Tareas —
1. Responde estas preguntas según el artículo:
(a) ¿A quiénes no tendrían que acudir los consumidores para adquirir su dosis?
(b) ¿Qué nombre recibe el modelo que consiste en la comisión de delitos para financiar el coste del consumo?
(c) ¿Con qué dos productos se compara el impuesto que gravaría la compraventa?
2. Devuelve sin cambios el fragmento del artículo que comienza con "Pero hay más." y continúa hasta "con el cannabis?".
3. Indica si cada afirmación concuerda con el artículo y cita las palabras que lo deciden:
(a) Con la legalización desaparecerían por completo las divisiones policiales dedicadas al tráfico ilegal de drogas.
(b) El Estado fomenta el consumo de tabaco y de alcohol.
(c) La violencia originada por el «modelo sistémico» es la más peligrosa.

Artículo —
★ ★ ★

En concreto, la legalización, la compra y la venta controlada por el Estado, reduciría considerablemente el tráfico clandestino, en la medida en que los consumidores no se verían obligados a acudir a los «camellos» callejeros para adquirir su dosis. Y ello por dos razones, en primer lugar, porque podrían hacerlo a un precio inferior en los establecimientos habilitados para la venta y, en segundo lugar, porque la calidad del producto, sometido a controles sanitarios, sería mejor.
Las mafias, que ahora dominan el mercado ilegal, perderían su negocio y su influencia, porque no les resultaría rentable desplegar todo su entramado, que cuesta dinero, y mucho, para introducir en el país sustancias que los consumidores podrían adquirir con total libertad y más baratas en el local de la esquina. Así pues, la violencia asociada al tráfico de drogas disminuiría. Y no sólo la derivada del denominado «modelo de la compulsión económica», la comisión de delitos para financiar el coste del consumo, sino también la originada por el «modelo sistémico», la más peligrosa, la relacionada con el sórdido mundo del tráfico ilegal y su control: homicidios y asaltos en las operaciones de droga, eliminación de delatores y confidentes, disputas territoriales, etc.
Como consecuencia de ello, no serían necesarias muchas de las decenas de divisiones policiales que ahora existen para reprimir el tráfico ilegal de drogas. Seguiría habiendo, pero muy poco, casi residual. De modo que, los cientos de millones de euros que se invierten en este trabajo policial y judicial podrían destinarse a otros fines, entre ellos, las campañas públicas de concienciación relacionadas con el consumo excesivo de drogas, de tabaco o de alcohol y los problemas de salud anejos a esta problemática.
La compraventa, además, estaría sujeta, al igual que el tabaco o el alcohol, a su correspondiente impuesto, lo cual supondría ingresos para el Estado, que, unidos a la reducción de gasto antes mencionada, incrementarían notablemente las arcas públicas y, por ende, la calidad de los servicios públicos en beneficio del ciudadano.
Pero hay más. Si el cannabis estuviera sujeto a controles sanitarios oficiales y se vendiese en locales autorizados, esto sería garantía de que el producto no estaría adulterado con otras sustancias que, en ocasiones, sí pueden afectar gravemente a la salud.
A veces, la opinión pública es confundida, puede que de propósito, y llevada a opinar que la legalización equivaldría a una suerte de promoción del consumo de drogas por parte del Estado. Y no es así. Porque en los países donde se ha tomado la decisión de regularizar una realidad que jamás va a eliminarse con sanciones o medidas restrictivas, aquélla ha sido acompañada por medidas educativas y de concienciación de los efectos derivados del consumo. El tabaco es legal. El alcohol es legal. Y el Estado no fomenta su consumo. Al revés. ¿Por qué no hacer lo mismo con el cannabis?

★ ★ ★

Registros —
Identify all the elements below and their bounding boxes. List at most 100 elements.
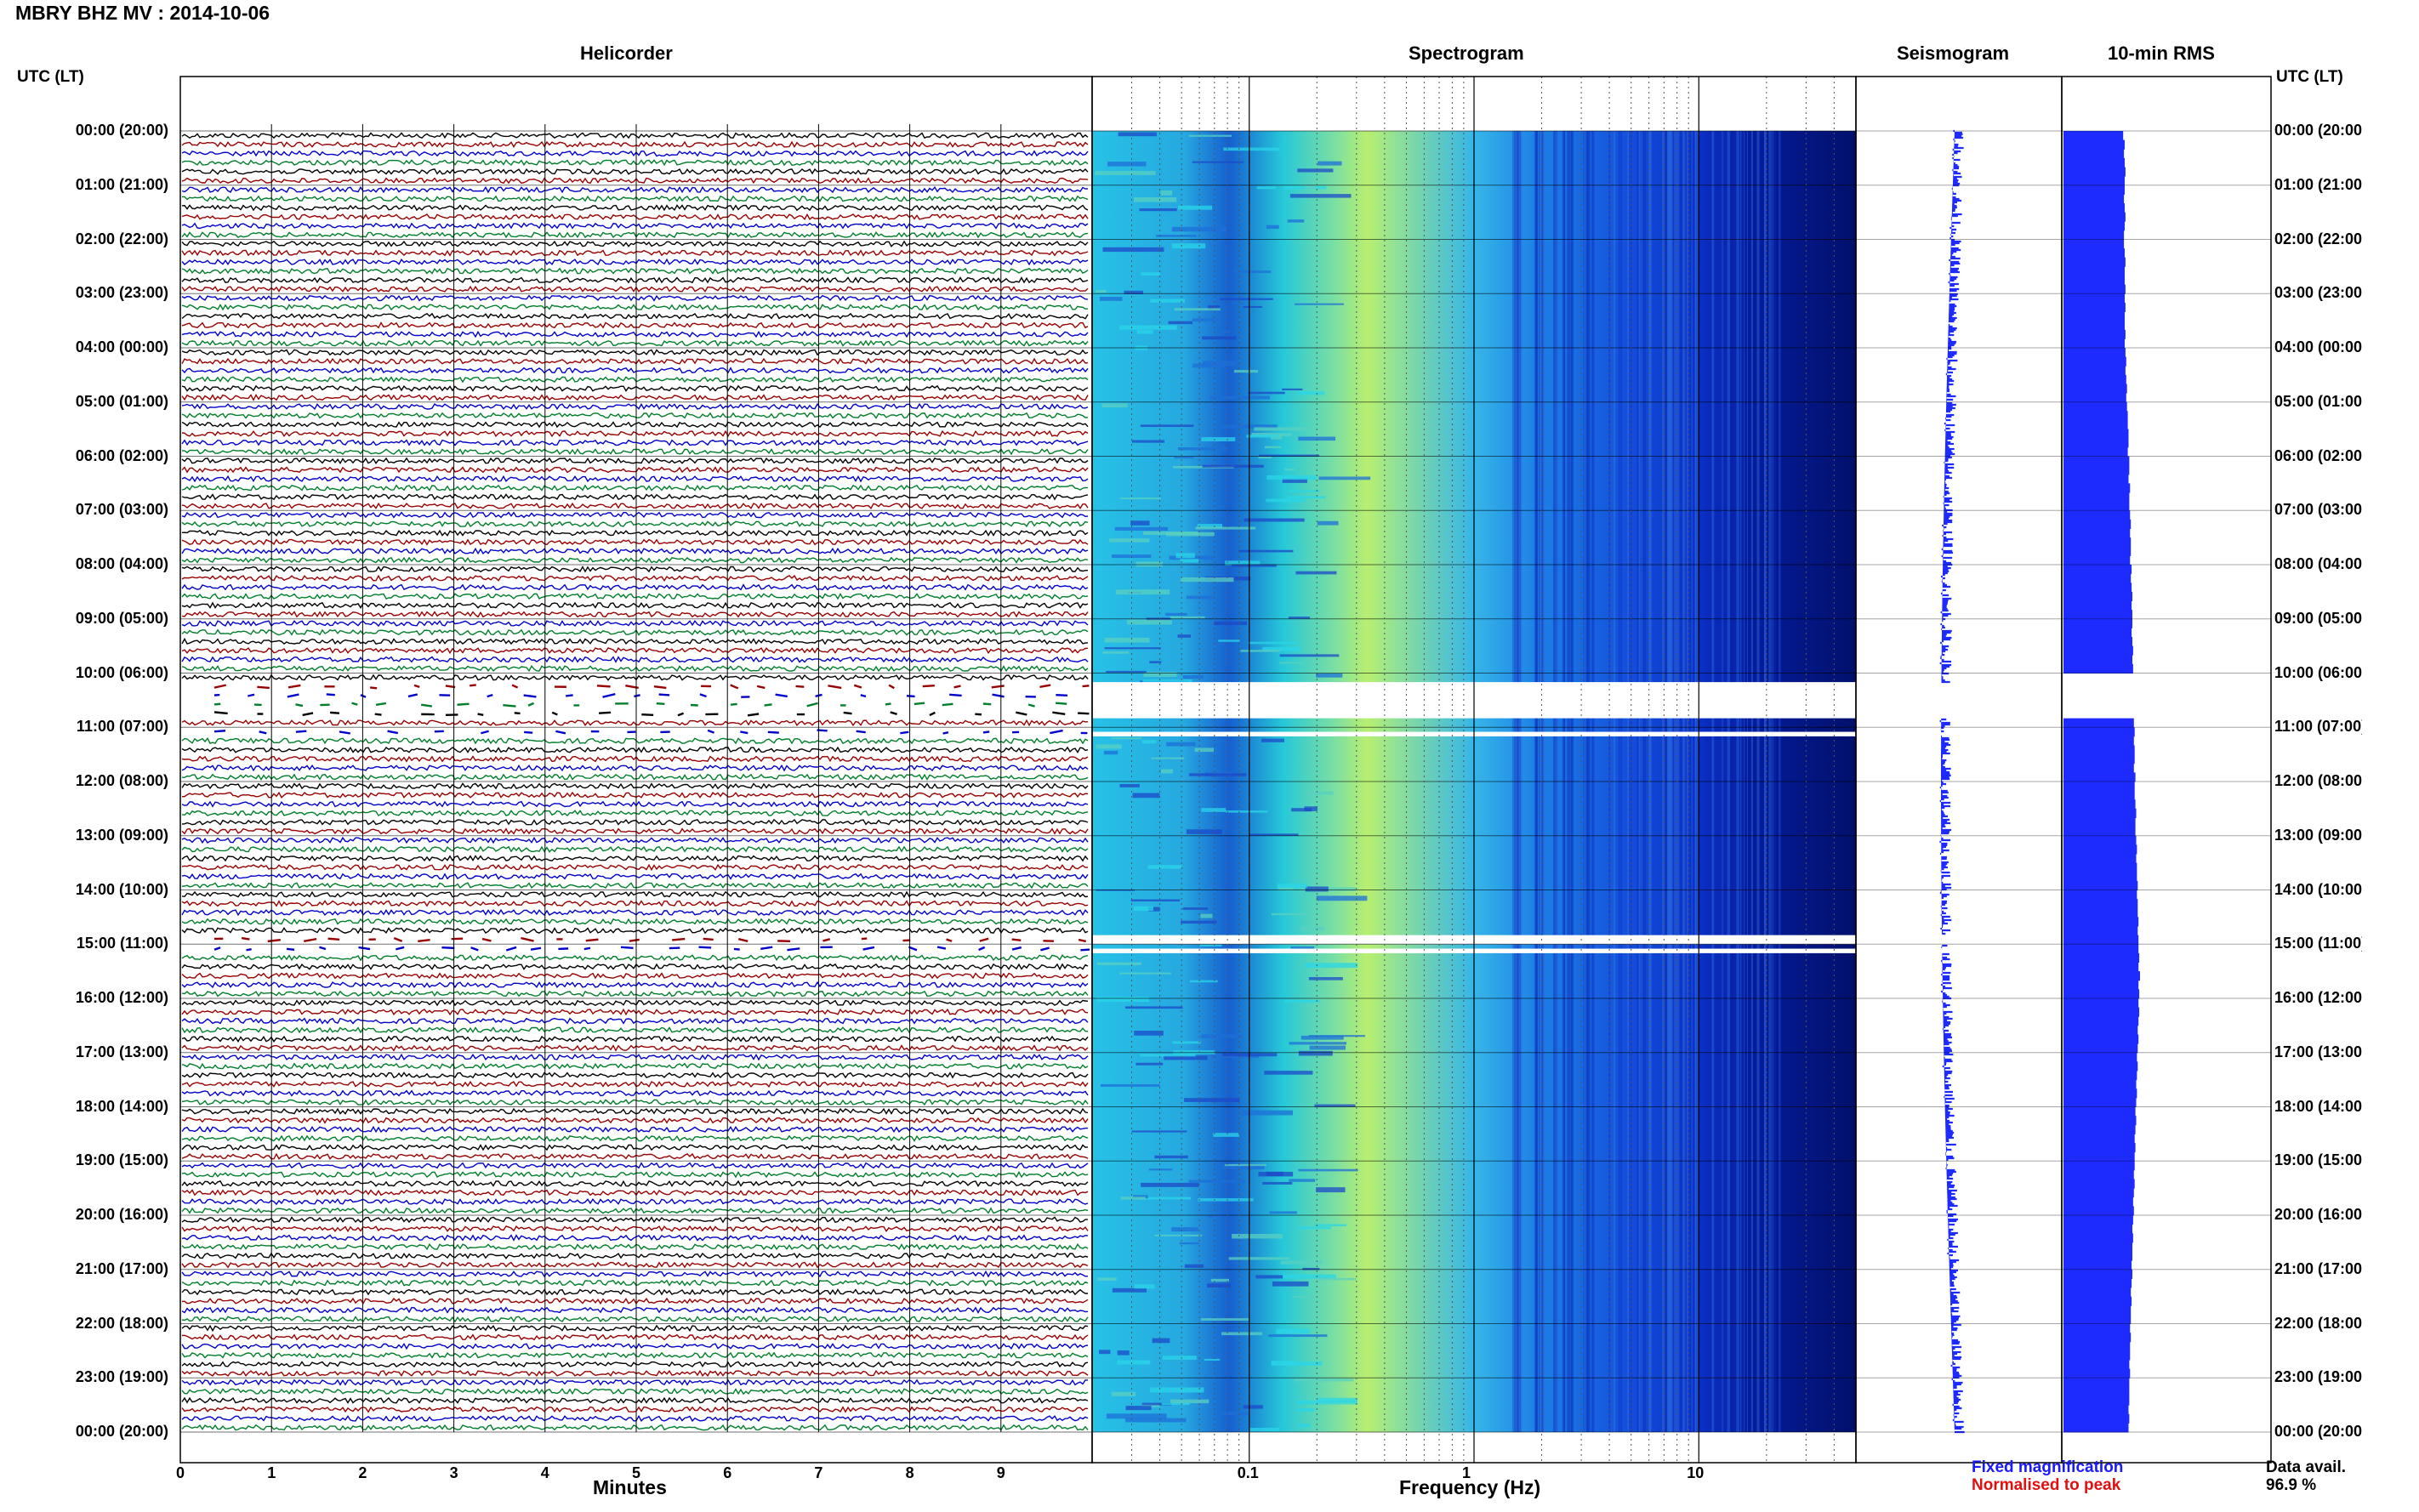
spectrogram-cell [1316,674,1343,678]
rms-bar [2063,835,2137,845]
helicorder-trace-row [181,782,1089,790]
gap-fragment [767,730,779,734]
spectrogram-cell [1124,1418,1187,1423]
helicorder-trace-row [181,592,1089,600]
rms-bar [2063,772,2136,782]
rms-bar [2063,980,2139,990]
gap-fragment [304,937,317,942]
gap-fragment [787,947,800,952]
spectrogram-cell [1232,1233,1283,1239]
minute-tick-label: 1 [267,1464,276,1481]
spectrogram-cell [1118,132,1157,137]
helicorder-trace-row [181,1424,1089,1431]
gap-fragment [418,938,430,942]
gap-fragment [1027,703,1035,708]
rms-bar [2063,311,2125,321]
rms-bar [2063,926,2138,936]
utc-tick-right: 23:00 (19:00) [2274,1368,2362,1386]
utc-tick-right: 06:00 (02:00) [2274,446,2362,464]
spectrogram-cell [1248,391,1285,395]
gap-fragment [936,946,947,950]
helicorder-trace-row [181,601,1089,609]
rms-bar [2063,1025,2138,1035]
rms-bar [2063,917,2139,927]
utc-tick-left: 20:00 (16:00) [75,1206,168,1223]
rms-bar [2063,1360,2130,1370]
gap-fragment [992,693,1005,698]
helicorder-trace-row [181,439,1089,446]
spectrogram-cell [1102,651,1130,654]
helicorder-trace-row [181,881,1089,890]
spectrogram-cell [1243,1405,1263,1409]
spectrogram-cell [1248,641,1298,645]
helicorder-trace-row [181,566,1089,573]
helicorder-trace-row [181,140,1089,148]
helicorder-trace-row [181,836,1089,844]
rms-bar [2063,817,2136,827]
rms-bar [2063,907,2138,918]
gap-fragment [860,694,867,698]
minute-tick-label: 4 [540,1464,549,1481]
spectrogram-cell [1207,1283,1231,1287]
spectrogram-cell [1249,833,1299,836]
rms-bar [2063,157,2125,168]
spectrogram-cell [1130,520,1150,526]
rms-bar [2063,537,2132,548]
spectrogram-cell [1152,1338,1170,1344]
spectrogram-cell [1186,829,1222,834]
helicorder-trace-row [181,963,1089,971]
gap-fragment [953,685,961,689]
gap-fragment [900,730,909,735]
spectrogram-cell [1218,639,1240,642]
gap-fragment [1016,711,1027,716]
utc-tick-left: 09:00 (05:00) [75,609,168,627]
helicorder-trace-row [181,466,1089,474]
helicorder-trace-row [181,818,1089,826]
spectrogram-cell [1181,577,1234,583]
spectrogram-cell [1188,134,1232,137]
gap-fragment [286,947,295,952]
spectrogram-cell [1316,895,1368,901]
rms-bar [2063,329,2126,339]
spectrogram-cell [1175,553,1195,559]
gap-fragment [658,693,670,696]
spectrogram-cell [1316,1277,1357,1281]
grid-lines [180,77,2271,1463]
gap-fragment [1011,938,1022,941]
spectrogram-cell [1174,308,1221,311]
rms-bar [2063,1089,2137,1099]
gap-fragment [374,713,382,716]
helicorder-trace-row [181,628,1089,636]
helicorder-trace-row [181,719,1089,727]
gap-fragment [551,711,558,716]
spectrogram-cell [1136,561,1163,567]
rms-bar [2063,1269,2132,1279]
spectrogram-cell [1279,1274,1336,1279]
gap-fragment [982,702,992,706]
gap-fragment [413,684,420,689]
rms-bar [2063,736,2134,746]
spectrogram-cell [1172,1041,1201,1044]
spectrogram-cell [1297,391,1325,395]
gap-fragment [257,685,270,690]
spectrogram-cell [1254,427,1310,431]
helicorder-trace-row [181,1134,1089,1142]
rms-bar [2063,862,2137,873]
spectrogram-cell [1166,742,1196,747]
utc-tick-left: 13:00 (09:00) [75,826,168,844]
spectrogram-cell [1256,186,1277,190]
rms-bar [2063,1215,2133,1225]
gap-fragment [375,702,387,707]
rms-bar [2063,176,2125,186]
utc-tick-right: 21:00 (17:00) [2274,1259,2362,1277]
helicorder-trace-row [181,674,1089,681]
rms-bar [2063,880,2138,890]
spectrogram-cell [1220,298,1273,300]
spectrogram-cell [1233,370,1259,373]
rms-bar [2063,230,2125,240]
rms-bar [2063,1341,2131,1351]
rms-bar [2063,890,2137,900]
rms-bar [2063,944,2139,954]
spectrogram-cell [1115,589,1170,595]
spectrogram-cell [1266,475,1318,480]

★ ★ ★

Respuestas —
1.
(a) A los «camellos» callejeros.
(b) El «modelo de la compulsión económica».
(c) Con el tabaco y el alcohol.

2.
Pero hay más. Si el cannabis estuviera sujeto a controles sanitarios oficiales y se vendiese en locales autorizados, esto sería garantía de que el producto no estaría adulterado con otras sustancias que, en ocasiones, sí pueden afectar gravemente a la salud.
A veces, la opinión pública es confundida, puede que de propósito, y llevada a opinar que la legalización equivaldría a una suerte de promoción del consumo de drogas por parte del Estado. Y no es así. Porque en los países donde se ha tomado la decisión de regularizar una realidad que jamás va a eliminarse con sanciones o medidas restrictivas, aquélla ha sido acompañada por medidas educativas y de concienciación de los efectos derivados del consumo. El tabaco es legal. El alcohol es legal. Y el Estado no fomenta su consumo. Al revés. ¿Por qué no hacer lo mismo con el cannabis?

3.
(a) No: «Seguiría habiendo, pero muy poco, casi residual.»
(b) No: «Y el Estado no fomenta su consumo.»
(c) Sí: «la originada por el «modelo sistémico», la más peligrosa»